(Recorded data)
┏━━
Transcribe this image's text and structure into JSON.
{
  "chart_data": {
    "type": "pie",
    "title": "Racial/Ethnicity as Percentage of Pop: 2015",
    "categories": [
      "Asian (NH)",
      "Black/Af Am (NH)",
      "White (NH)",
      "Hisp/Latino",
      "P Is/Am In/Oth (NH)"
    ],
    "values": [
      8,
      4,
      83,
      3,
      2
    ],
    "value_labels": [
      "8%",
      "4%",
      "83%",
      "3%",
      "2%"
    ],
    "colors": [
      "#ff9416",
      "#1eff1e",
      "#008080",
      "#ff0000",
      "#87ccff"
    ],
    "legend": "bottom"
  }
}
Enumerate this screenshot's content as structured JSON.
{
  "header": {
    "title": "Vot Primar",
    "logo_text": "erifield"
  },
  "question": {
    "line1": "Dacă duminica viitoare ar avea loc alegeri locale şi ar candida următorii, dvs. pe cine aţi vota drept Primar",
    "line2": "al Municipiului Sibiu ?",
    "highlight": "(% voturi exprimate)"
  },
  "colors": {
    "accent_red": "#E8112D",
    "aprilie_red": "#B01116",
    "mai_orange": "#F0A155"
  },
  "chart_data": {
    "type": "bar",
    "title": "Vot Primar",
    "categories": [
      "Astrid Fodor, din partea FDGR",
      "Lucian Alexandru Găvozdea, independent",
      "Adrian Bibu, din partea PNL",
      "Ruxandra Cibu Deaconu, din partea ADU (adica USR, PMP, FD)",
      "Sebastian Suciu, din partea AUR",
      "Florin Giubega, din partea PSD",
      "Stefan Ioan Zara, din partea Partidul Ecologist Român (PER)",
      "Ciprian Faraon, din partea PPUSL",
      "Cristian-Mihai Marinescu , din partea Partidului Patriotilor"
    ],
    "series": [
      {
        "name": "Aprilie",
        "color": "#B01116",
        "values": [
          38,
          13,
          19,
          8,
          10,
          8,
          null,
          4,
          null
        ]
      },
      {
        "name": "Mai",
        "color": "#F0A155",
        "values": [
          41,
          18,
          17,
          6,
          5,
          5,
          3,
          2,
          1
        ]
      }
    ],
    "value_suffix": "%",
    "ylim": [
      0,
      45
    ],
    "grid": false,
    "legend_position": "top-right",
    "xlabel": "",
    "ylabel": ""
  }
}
┗━━
- _Stated exercise_: Exactly reproduce every line of the records.

- _Response to this task_:
Transcribe this image's text and structure into JSON.
{
  "chart_data": {
    "type": "pie",
    "title": "Racial/Ethnicity as Percentage of Pop: 2015",
    "categories": [
      "Asian (NH)",
      "Black/Af Am (NH)",
      "White (NH)",
      "Hisp/Latino",
      "P Is/Am In/Oth (NH)"
    ],
    "values": [
      8,
      4,
      83,
      3,
      2
    ],
    "value_labels": [
      "8%",
      "4%",
      "83%",
      "3%",
      "2%"
    ],
    "colors": [
      "#ff9416",
      "#1eff1e",
      "#008080",
      "#ff0000",
      "#87ccff"
    ],
    "legend": "bottom"
  }
}
Enumerate this screenshot's content as structured JSON.
{
  "header": {
    "title": "Vot Primar",
    "logo_text": "erifield"
  },
  "question": {
    "line1": "Dacă duminica viitoare ar avea loc alegeri locale şi ar candida următorii, dvs. pe cine aţi vota drept Primar",
    "line2": "al Municipiului Sibiu ?",
    "highlight": "(% voturi exprimate)"
  },
  "colors": {
    "accent_red": "#E8112D",
    "aprilie_red": "#B01116",
    "mai_orange": "#F0A155"
  },
  "chart_data": {
    "type": "bar",
    "title": "Vot Primar",
    "categories": [
      "Astrid Fodor, din partea FDGR",
      "Lucian Alexandru Găvozdea, independent",
      "Adrian Bibu, din partea PNL",
      "Ruxandra Cibu Deaconu, din partea ADU (adica USR, PMP, FD)",
      "Sebastian Suciu, din partea AUR",
      "Florin Giubega, din partea PSD",
      "Stefan Ioan Zara, din partea Partidul Ecologist Român (PER)",
      "Ciprian Faraon, din partea PPUSL",
      "Cristian-Mihai Marinescu , din partea Partidului Patriotilor"
    ],
    "series": [
      {
        "name": "Aprilie",
        "color": "#B01116",
        "values": [
          38,
          13,
          19,
          8,
          10,
          8,
          null,
          4,
          null
        ]
      },
      {
        "name": "Mai",
        "color": "#F0A155",
        "values": [
          41,
          18,
          17,
          6,
          5,
          5,
          3,
          2,
          1
        ]
      }
    ],
    "value_suffix": "%",
    "ylim": [
      0,
      45
    ],
    "grid": false,
    "legend_position": "top-right",
    "xlabel": "",
    "ylabel": ""
  }
}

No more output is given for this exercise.